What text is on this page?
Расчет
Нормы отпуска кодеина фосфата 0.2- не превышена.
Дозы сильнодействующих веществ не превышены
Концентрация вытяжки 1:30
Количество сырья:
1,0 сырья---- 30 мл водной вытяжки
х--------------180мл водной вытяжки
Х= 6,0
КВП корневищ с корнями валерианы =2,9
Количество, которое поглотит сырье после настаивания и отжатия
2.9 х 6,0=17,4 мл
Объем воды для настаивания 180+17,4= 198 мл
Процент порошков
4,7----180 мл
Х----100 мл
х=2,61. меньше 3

┄┄┄┄┄┄┄┄┄┄┄┄┄┄┄┄┄┄┄┄

▶ EXERCISE AIM:
Transcribe the full listing above without leaving anything out.

▶ SOLUTION:
What text is on this page?
Расчет
Нормы отпуска кодеина фосфата 0.2- не превышена.
Дозы сильнодействующих веществ не превышены
Концентрация вытяжки 1:30
Количество сырья:
1,0 сырья---- 30 мл водной вытяжки
х--------------180мл водной вытяжки
Х= 6,0
КВП корневищ с корнями валерианы =2,9
Количество, которое поглотит сырье после настаивания и отжатия
2.9 х 6,0=17,4 мл
Объем воды для настаивания 180+17,4= 198 мл
Процент порошков
4,7----180 мл
Х----100 мл
х=2,61. меньше 3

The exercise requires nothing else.